— begin Provided data —

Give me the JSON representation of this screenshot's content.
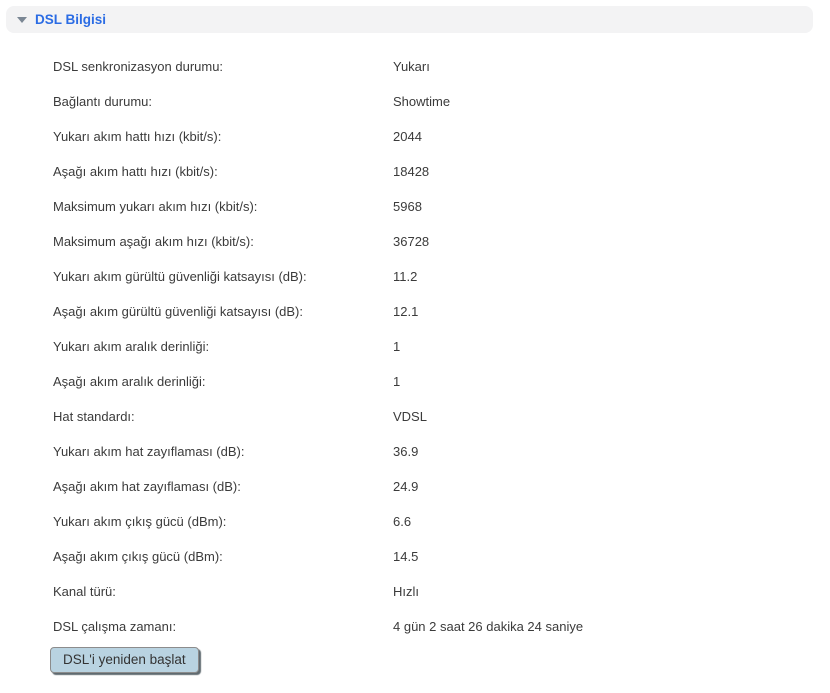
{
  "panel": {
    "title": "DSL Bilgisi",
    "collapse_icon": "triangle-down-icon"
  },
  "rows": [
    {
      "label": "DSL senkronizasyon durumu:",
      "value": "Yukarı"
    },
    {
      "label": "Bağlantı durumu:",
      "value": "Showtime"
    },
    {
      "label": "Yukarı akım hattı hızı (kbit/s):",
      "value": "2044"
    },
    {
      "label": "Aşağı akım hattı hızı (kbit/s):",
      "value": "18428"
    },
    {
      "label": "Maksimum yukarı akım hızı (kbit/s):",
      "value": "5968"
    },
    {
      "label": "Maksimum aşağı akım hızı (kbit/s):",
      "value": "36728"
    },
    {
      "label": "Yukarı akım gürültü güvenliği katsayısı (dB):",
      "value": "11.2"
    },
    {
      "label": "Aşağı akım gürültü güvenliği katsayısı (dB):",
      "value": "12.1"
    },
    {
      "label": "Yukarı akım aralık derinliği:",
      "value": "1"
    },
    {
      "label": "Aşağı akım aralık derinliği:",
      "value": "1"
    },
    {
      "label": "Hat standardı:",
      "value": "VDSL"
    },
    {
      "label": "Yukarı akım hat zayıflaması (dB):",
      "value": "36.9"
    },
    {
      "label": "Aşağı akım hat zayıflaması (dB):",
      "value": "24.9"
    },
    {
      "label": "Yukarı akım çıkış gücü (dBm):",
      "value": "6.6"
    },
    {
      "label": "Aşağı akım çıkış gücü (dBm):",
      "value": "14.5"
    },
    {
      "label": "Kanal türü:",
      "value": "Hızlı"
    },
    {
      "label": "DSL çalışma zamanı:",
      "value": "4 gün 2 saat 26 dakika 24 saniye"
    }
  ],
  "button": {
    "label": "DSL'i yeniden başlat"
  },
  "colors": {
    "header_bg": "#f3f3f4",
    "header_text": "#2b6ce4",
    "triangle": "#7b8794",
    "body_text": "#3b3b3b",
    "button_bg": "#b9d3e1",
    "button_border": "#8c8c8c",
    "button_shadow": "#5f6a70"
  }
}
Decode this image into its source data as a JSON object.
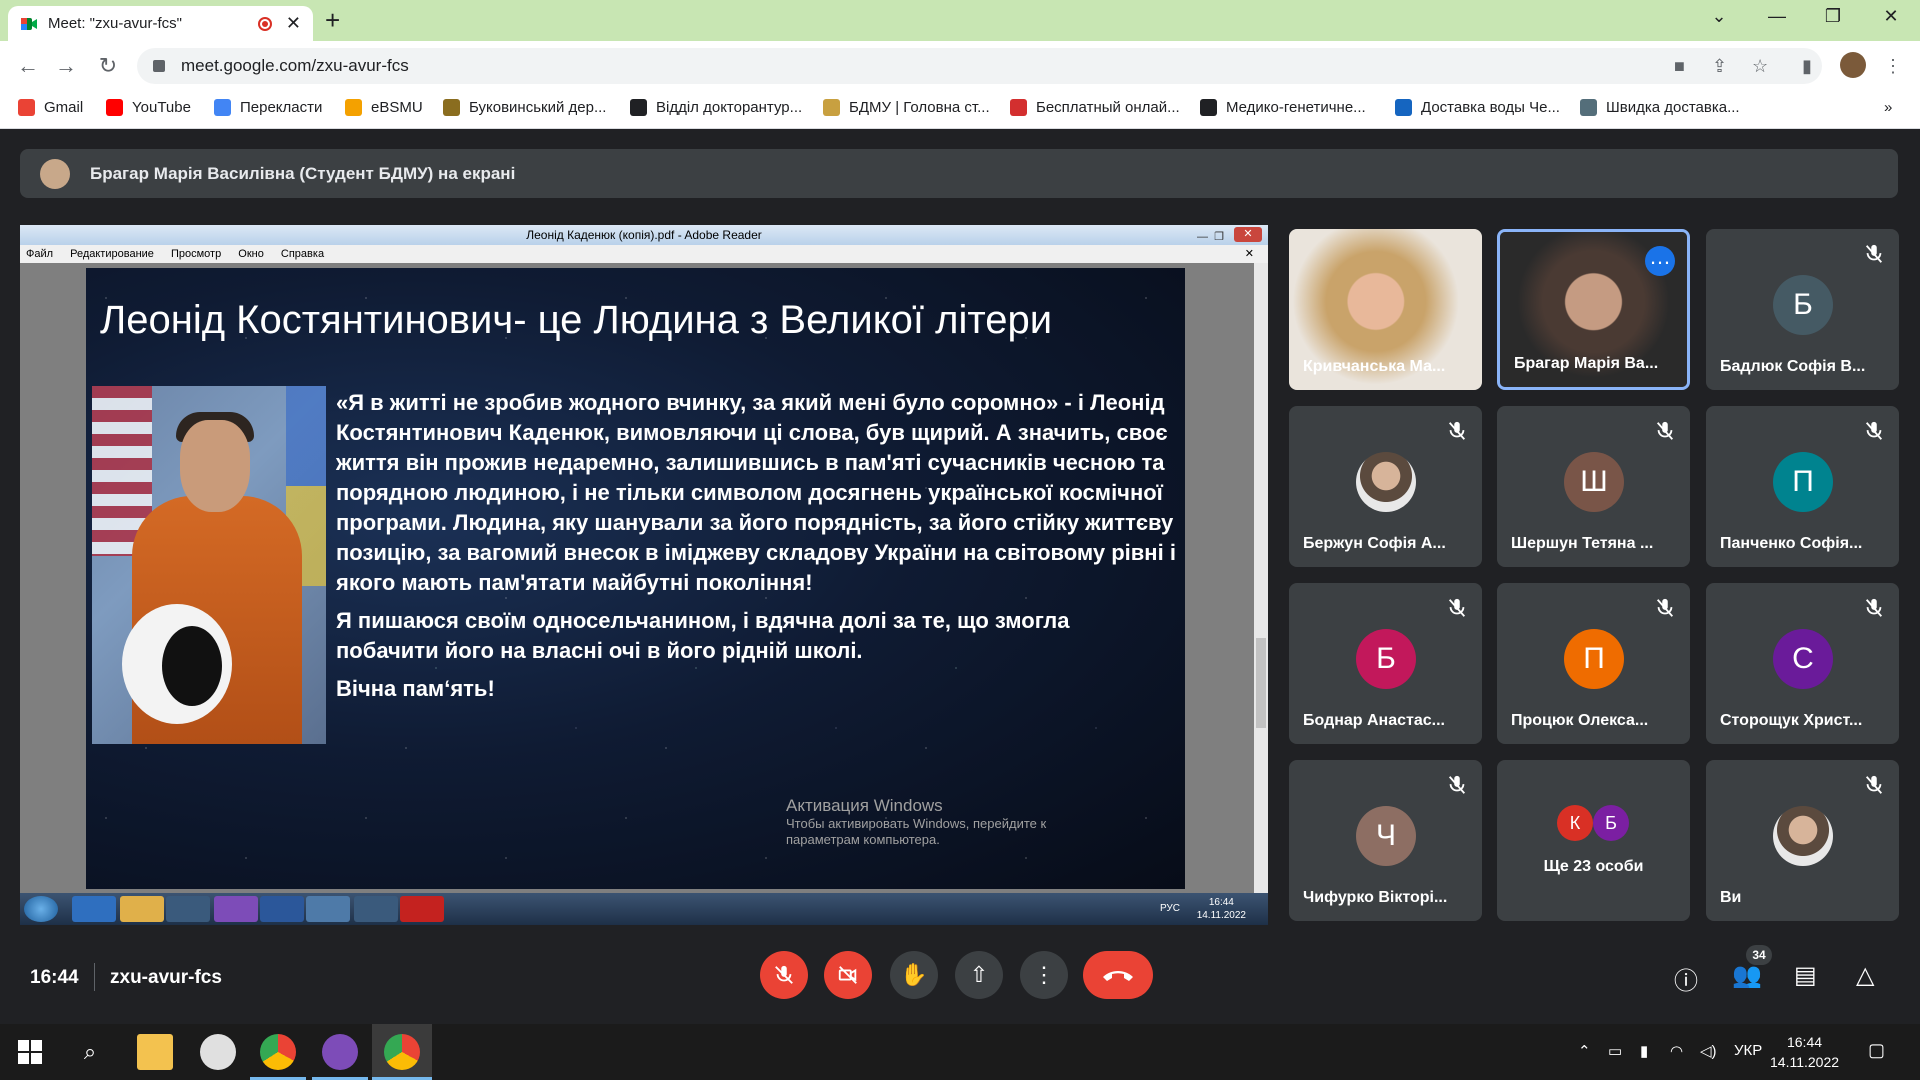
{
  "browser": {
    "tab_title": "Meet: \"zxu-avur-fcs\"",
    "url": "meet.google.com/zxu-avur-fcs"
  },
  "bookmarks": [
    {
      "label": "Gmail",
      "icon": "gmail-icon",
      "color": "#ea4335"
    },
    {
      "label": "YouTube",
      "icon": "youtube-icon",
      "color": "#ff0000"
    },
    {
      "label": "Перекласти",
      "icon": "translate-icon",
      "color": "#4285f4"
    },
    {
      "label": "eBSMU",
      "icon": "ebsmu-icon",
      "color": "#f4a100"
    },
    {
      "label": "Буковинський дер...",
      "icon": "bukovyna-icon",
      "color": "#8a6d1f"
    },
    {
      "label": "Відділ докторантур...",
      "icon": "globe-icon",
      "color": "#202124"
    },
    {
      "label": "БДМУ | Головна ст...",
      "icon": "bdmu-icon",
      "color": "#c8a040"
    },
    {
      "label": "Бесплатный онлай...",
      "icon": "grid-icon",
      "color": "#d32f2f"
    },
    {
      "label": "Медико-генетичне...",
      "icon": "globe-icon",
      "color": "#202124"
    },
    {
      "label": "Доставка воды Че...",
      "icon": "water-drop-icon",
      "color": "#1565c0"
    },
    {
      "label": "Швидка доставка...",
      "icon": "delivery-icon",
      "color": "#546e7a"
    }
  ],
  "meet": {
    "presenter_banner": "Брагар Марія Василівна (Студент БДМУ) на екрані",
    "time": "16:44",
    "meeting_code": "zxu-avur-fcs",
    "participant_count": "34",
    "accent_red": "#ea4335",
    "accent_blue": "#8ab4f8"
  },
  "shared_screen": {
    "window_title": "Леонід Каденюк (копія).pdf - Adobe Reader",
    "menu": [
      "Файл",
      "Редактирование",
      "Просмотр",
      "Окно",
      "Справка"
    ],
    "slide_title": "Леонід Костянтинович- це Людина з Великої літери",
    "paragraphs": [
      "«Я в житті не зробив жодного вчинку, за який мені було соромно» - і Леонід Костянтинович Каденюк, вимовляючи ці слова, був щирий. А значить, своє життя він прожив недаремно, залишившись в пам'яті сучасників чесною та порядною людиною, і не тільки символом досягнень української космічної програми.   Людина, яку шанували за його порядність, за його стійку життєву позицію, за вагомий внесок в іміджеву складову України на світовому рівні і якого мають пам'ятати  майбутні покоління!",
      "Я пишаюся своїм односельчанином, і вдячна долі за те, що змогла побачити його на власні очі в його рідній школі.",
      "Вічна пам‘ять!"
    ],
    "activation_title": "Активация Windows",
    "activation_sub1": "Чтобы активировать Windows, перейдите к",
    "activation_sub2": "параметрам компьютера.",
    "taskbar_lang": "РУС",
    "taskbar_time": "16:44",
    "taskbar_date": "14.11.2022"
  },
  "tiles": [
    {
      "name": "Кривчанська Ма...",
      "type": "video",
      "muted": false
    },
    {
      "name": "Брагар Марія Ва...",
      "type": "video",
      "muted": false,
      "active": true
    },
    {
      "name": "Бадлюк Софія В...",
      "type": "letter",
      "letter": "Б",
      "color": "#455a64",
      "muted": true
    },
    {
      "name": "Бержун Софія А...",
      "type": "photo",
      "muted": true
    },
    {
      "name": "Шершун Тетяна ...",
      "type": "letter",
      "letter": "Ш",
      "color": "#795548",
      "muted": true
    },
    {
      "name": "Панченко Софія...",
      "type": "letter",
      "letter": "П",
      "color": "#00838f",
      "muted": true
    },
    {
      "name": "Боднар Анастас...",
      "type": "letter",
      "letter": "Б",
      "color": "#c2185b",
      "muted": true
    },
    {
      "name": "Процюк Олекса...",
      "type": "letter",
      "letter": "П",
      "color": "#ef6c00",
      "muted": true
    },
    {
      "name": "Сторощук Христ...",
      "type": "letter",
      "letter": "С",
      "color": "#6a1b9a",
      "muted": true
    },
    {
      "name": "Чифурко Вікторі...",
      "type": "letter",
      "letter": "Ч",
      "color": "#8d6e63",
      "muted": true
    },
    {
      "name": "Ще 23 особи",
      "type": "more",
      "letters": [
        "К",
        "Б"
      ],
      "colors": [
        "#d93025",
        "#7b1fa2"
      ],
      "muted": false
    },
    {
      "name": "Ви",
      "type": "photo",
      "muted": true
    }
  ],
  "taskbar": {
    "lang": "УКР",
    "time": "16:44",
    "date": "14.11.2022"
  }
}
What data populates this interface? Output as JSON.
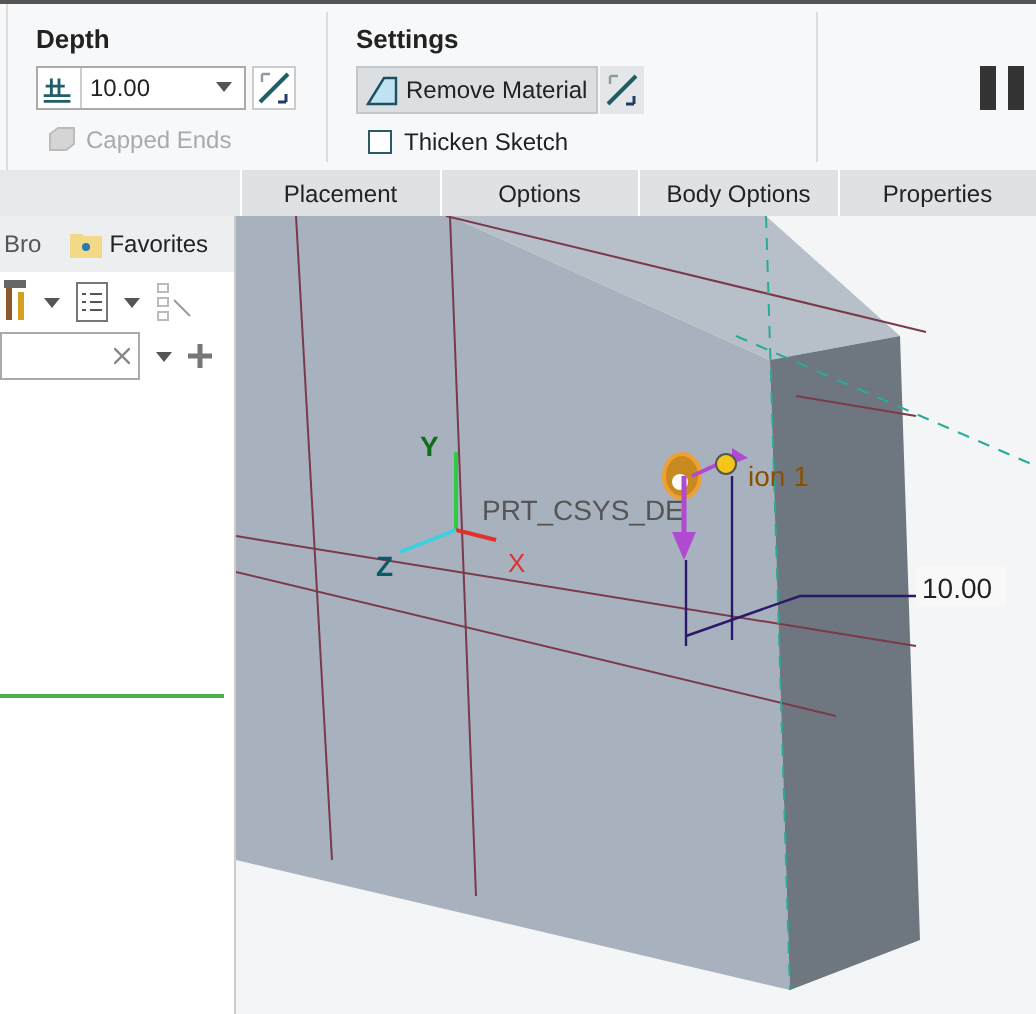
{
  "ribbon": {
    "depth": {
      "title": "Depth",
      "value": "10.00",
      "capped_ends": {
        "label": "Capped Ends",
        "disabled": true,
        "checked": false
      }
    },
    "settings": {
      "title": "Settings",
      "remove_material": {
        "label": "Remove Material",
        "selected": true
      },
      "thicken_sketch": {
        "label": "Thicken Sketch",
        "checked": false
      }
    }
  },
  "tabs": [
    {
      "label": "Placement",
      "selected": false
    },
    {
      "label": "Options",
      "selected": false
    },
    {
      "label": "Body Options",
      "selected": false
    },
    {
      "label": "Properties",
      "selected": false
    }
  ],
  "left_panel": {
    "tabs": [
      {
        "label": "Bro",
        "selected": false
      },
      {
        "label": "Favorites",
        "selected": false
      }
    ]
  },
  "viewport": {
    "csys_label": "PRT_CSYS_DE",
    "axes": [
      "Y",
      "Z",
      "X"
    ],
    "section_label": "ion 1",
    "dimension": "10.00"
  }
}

— end Provided data —

**Written instruction:** Your answer should be only a number: how many lines of the data above contain the string "gürültü"?

**Task output:** 2